▸ **Prompt**: From the entries below, count every line that contains the word "this". Please give the number and nothing else.

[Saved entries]
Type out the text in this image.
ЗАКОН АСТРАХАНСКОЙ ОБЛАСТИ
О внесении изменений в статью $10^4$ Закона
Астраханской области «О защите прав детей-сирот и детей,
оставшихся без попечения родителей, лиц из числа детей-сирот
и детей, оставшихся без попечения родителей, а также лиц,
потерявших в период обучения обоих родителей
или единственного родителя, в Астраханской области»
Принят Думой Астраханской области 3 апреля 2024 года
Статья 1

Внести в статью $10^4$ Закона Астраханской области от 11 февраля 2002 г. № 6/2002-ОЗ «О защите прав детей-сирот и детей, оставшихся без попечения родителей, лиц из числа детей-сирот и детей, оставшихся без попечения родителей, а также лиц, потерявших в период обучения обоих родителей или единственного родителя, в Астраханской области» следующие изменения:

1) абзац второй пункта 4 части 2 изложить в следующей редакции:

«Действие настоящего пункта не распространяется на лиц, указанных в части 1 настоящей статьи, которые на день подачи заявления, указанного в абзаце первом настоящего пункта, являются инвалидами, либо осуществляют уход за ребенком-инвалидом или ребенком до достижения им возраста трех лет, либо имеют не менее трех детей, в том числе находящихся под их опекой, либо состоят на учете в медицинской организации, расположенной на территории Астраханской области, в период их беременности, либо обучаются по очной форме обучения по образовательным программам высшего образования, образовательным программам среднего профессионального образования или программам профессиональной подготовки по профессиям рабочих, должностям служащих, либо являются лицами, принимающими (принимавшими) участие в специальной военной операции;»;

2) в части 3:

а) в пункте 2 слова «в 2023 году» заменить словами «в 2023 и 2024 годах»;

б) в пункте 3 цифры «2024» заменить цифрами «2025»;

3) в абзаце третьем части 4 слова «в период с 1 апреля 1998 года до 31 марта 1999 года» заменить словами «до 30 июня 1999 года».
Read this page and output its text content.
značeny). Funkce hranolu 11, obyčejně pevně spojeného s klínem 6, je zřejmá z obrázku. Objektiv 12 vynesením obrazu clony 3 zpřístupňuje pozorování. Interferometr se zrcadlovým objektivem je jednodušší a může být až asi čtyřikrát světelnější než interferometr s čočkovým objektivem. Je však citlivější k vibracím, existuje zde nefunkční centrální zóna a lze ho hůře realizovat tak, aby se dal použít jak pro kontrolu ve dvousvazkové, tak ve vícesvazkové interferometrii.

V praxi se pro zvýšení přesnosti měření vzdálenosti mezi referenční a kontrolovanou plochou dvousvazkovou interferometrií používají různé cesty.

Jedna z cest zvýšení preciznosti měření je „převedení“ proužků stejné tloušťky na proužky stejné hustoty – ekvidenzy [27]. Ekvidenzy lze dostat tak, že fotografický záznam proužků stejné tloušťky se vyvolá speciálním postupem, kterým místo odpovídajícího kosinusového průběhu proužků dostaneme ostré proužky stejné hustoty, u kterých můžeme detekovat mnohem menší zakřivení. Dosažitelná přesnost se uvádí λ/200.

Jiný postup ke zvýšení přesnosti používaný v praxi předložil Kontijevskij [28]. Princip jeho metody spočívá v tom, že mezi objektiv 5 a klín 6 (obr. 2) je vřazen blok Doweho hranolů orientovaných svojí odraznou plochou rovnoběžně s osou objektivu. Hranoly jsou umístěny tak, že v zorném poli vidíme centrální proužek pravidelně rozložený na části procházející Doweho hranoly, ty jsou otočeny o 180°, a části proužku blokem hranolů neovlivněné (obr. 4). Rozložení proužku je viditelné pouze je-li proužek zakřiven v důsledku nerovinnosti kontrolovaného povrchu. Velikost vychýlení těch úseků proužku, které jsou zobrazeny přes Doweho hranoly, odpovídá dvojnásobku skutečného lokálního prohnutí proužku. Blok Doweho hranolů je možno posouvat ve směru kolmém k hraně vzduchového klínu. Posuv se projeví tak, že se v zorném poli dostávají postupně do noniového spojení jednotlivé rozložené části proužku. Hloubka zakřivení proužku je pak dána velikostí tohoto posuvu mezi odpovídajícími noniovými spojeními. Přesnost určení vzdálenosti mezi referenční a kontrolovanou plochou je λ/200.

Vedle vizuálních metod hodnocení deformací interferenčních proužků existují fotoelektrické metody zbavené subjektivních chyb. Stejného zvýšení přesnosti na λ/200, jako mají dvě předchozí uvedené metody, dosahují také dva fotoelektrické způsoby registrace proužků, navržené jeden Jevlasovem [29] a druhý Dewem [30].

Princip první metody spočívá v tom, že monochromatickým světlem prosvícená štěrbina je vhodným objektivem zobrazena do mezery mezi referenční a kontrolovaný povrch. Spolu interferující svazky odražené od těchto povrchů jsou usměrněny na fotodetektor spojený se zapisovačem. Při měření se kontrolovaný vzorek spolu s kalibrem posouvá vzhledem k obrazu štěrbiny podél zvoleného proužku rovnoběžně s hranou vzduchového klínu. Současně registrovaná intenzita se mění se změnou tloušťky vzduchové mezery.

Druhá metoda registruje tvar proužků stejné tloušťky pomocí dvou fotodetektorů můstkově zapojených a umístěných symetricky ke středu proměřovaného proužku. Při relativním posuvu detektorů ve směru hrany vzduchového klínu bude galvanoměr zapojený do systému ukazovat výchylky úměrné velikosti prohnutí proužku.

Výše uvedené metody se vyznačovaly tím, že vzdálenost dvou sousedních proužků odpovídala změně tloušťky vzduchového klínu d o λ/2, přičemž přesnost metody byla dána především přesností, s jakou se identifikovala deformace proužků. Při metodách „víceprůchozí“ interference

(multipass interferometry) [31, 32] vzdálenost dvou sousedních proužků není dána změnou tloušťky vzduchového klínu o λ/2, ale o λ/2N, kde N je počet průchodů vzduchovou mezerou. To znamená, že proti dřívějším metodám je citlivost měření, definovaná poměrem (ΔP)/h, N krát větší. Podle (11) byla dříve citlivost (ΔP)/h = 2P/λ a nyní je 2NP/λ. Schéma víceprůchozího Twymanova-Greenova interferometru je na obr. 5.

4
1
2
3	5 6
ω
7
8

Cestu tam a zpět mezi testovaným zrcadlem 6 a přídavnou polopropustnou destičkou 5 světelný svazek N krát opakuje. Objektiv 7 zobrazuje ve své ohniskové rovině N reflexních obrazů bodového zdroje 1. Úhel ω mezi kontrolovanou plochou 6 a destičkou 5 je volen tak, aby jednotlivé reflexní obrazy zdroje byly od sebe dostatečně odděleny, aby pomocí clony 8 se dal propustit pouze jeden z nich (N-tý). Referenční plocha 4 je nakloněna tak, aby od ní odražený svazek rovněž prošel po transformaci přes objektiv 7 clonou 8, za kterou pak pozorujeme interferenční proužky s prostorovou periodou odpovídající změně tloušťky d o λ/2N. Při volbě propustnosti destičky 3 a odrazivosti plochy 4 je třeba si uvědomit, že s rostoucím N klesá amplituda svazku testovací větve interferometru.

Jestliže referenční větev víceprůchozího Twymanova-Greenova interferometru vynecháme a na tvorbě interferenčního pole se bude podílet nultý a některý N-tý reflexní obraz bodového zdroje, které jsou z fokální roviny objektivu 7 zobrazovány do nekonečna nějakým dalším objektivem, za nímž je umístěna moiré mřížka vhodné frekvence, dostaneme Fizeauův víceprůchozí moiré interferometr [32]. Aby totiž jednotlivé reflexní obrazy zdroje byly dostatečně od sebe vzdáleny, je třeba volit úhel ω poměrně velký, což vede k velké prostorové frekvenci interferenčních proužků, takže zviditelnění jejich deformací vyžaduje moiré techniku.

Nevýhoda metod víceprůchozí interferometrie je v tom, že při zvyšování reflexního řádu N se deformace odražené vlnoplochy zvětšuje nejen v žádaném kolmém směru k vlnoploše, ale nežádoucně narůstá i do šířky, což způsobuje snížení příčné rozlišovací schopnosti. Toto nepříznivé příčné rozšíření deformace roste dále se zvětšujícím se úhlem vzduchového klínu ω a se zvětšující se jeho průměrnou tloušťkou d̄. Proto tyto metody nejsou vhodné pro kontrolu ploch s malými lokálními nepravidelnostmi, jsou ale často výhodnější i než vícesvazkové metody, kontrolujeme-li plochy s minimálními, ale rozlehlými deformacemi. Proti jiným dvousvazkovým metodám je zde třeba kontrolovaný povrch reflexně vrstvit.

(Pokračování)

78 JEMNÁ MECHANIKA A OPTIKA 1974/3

▸ **Complete answer**: 2